■ AIM: How many lines in these records hold the string "笔杆子星域"? State only that number.
***** DATA SUPPLIED
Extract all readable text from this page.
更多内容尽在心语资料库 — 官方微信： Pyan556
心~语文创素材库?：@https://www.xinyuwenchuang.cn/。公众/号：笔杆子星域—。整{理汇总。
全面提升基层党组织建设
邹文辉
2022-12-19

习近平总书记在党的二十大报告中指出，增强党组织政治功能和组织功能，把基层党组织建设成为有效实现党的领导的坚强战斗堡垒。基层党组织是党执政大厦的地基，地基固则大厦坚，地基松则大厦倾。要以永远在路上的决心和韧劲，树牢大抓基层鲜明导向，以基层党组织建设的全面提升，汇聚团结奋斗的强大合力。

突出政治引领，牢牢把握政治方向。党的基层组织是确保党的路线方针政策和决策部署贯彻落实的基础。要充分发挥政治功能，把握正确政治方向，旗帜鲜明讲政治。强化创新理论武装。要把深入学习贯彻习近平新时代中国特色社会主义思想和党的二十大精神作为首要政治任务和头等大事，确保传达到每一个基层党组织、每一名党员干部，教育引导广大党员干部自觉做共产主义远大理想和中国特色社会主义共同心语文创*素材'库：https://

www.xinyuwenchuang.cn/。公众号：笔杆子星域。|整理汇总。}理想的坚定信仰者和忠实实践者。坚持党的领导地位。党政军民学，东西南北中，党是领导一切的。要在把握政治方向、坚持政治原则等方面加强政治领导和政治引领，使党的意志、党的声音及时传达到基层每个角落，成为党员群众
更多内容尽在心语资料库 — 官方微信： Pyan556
**********
***** DATA SUPPLIED
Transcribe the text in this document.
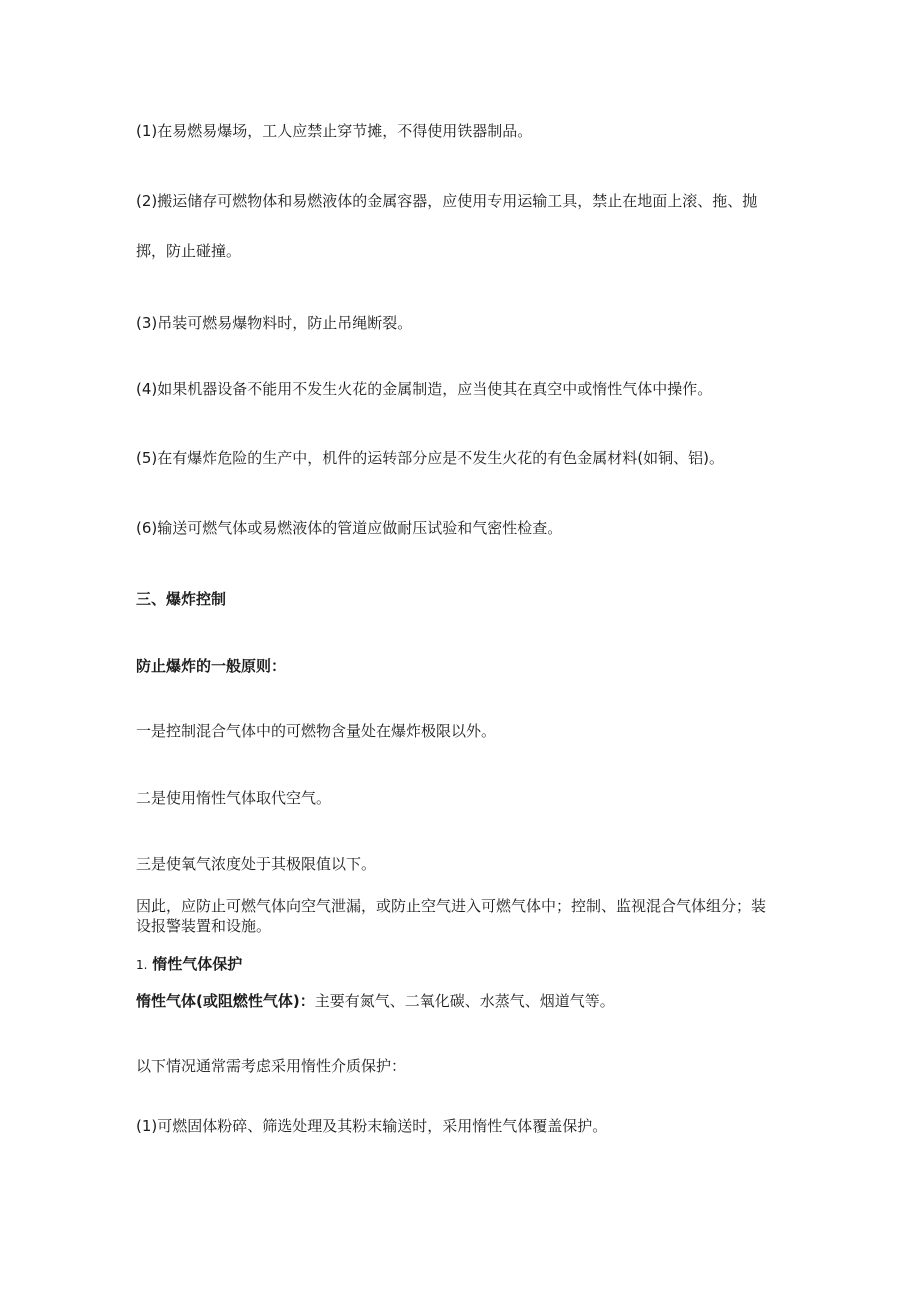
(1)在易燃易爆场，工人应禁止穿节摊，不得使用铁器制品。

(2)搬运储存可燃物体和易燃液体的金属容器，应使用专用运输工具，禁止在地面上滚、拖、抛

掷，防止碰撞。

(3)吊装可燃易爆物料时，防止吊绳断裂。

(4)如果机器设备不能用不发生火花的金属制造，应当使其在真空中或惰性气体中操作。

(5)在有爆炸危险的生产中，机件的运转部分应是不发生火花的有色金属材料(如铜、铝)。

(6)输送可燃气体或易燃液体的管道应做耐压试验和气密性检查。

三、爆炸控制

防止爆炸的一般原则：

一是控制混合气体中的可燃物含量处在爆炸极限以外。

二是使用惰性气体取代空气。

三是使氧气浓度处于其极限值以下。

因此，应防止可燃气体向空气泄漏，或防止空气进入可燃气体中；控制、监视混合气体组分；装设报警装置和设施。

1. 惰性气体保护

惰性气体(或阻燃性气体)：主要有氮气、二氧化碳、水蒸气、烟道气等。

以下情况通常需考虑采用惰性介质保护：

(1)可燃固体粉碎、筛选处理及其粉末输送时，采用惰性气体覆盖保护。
**********
■ RESPONSE BELOW: 2